▸ Directions for this task:
Set down each line of the material that follows, exactly, with no pictures.

▸ Records provided:

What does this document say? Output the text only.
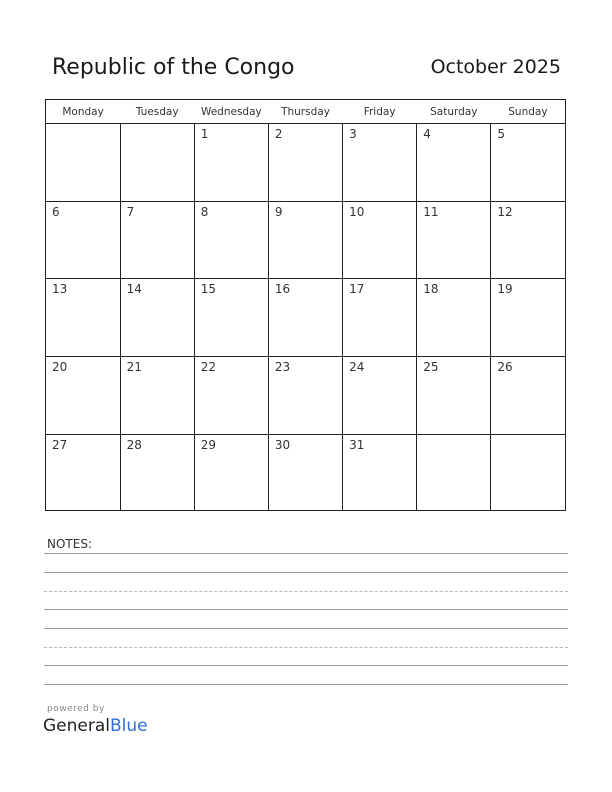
Republic of the Congo	October 2025
Monday	Tuesday	Wednesday	Thursday	Friday	Saturday	Sunday
		1	2	3	4	5
6	7	8	9	10	11	12
13	14	15	16	17	18	19
20	21	22	23	24	25	26
27	28	29	30	31		
NOTES:
powered by
GeneralBlue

▸ Solution:
What does this document say? Output the text only.
Republic of the Congo	October 2025
Monday	Tuesday	Wednesday	Thursday	Friday	Saturday	Sunday
		1	2	3	4	5
6	7	8	9	10	11	12
13	14	15	16	17	18	19
20	21	22	23	24	25	26
27	28	29	30	31		
NOTES:
powered by
GeneralBlue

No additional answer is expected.